YOUR INSTRUCTIONS -
Write out all of the data without omission, exactly as shown.

Excerpts from a figure dataset:
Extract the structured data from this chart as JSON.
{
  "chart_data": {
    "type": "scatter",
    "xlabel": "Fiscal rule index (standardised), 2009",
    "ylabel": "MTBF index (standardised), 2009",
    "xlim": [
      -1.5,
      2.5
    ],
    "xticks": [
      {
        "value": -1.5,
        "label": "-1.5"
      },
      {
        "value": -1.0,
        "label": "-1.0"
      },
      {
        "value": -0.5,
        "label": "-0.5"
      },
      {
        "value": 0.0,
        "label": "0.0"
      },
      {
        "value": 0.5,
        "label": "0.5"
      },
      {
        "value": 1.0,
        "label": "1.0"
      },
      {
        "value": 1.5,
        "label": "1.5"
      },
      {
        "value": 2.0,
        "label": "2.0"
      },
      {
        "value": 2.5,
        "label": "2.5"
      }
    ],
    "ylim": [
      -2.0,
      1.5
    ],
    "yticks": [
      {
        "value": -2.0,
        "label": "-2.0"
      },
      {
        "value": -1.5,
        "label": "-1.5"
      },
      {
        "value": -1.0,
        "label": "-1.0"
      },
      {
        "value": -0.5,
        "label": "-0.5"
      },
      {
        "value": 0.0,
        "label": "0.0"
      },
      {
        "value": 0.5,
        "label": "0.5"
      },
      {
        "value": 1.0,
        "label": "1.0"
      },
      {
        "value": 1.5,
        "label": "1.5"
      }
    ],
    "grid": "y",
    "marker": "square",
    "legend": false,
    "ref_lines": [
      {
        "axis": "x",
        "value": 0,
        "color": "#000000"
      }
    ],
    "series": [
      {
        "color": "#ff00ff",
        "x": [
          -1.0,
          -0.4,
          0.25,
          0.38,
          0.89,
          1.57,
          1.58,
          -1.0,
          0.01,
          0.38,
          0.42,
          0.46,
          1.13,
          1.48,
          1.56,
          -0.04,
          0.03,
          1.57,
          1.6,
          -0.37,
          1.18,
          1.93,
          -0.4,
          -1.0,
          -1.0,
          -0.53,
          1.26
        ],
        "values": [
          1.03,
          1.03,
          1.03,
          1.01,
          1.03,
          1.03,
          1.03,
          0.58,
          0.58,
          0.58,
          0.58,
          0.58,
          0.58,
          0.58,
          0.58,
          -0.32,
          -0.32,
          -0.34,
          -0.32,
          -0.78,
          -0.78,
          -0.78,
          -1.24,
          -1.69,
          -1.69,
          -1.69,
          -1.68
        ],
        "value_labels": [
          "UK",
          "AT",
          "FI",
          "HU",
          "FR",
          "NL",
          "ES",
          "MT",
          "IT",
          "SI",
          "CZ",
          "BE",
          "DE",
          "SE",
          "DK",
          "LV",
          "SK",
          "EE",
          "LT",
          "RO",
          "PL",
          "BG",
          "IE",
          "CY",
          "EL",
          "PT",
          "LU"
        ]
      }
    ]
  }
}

TASK RESPONSE -
Extract the structured data from this chart as JSON.
{
  "chart_data": {
    "type": "scatter",
    "xlabel": "Fiscal rule index (standardised), 2009",
    "ylabel": "MTBF index (standardised), 2009",
    "xlim": [
      -1.5,
      2.5
    ],
    "xticks": [
      {
        "value": -1.5,
        "label": "-1.5"
      },
      {
        "value": -1.0,
        "label": "-1.0"
      },
      {
        "value": -0.5,
        "label": "-0.5"
      },
      {
        "value": 0.0,
        "label": "0.0"
      },
      {
        "value": 0.5,
        "label": "0.5"
      },
      {
        "value": 1.0,
        "label": "1.0"
      },
      {
        "value": 1.5,
        "label": "1.5"
      },
      {
        "value": 2.0,
        "label": "2.0"
      },
      {
        "value": 2.5,
        "label": "2.5"
      }
    ],
    "ylim": [
      -2.0,
      1.5
    ],
    "yticks": [
      {
        "value": -2.0,
        "label": "-2.0"
      },
      {
        "value": -1.5,
        "label": "-1.5"
      },
      {
        "value": -1.0,
        "label": "-1.0"
      },
      {
        "value": -0.5,
        "label": "-0.5"
      },
      {
        "value": 0.0,
        "label": "0.0"
      },
      {
        "value": 0.5,
        "label": "0.5"
      },
      {
        "value": 1.0,
        "label": "1.0"
      },
      {
        "value": 1.5,
        "label": "1.5"
      }
    ],
    "grid": "y",
    "marker": "square",
    "legend": false,
    "ref_lines": [
      {
        "axis": "x",
        "value": 0,
        "color": "#000000"
      }
    ],
    "series": [
      {
        "color": "#ff00ff",
        "x": [
          -1.0,
          -0.4,
          0.25,
          0.38,
          0.89,
          1.57,
          1.58,
          -1.0,
          0.01,
          0.38,
          0.42,
          0.46,
          1.13,
          1.48,
          1.56,
          -0.04,
          0.03,
          1.57,
          1.6,
          -0.37,
          1.18,
          1.93,
          -0.4,
          -1.0,
          -1.0,
          -0.53,
          1.26
        ],
        "values": [
          1.03,
          1.03,
          1.03,
          1.01,
          1.03,
          1.03,
          1.03,
          0.58,
          0.58,
          0.58,
          0.58,
          0.58,
          0.58,
          0.58,
          0.58,
          -0.32,
          -0.32,
          -0.34,
          -0.32,
          -0.78,
          -0.78,
          -0.78,
          -1.24,
          -1.69,
          -1.69,
          -1.69,
          -1.68
        ],
        "value_labels": [
          "UK",
          "AT",
          "FI",
          "HU",
          "FR",
          "NL",
          "ES",
          "MT",
          "IT",
          "SI",
          "CZ",
          "BE",
          "DE",
          "SE",
          "DK",
          "LV",
          "SK",
          "EE",
          "LT",
          "RO",
          "PL",
          "BG",
          "IE",
          "CY",
          "EL",
          "PT",
          "LU"
        ]
      }
    ]
  }
}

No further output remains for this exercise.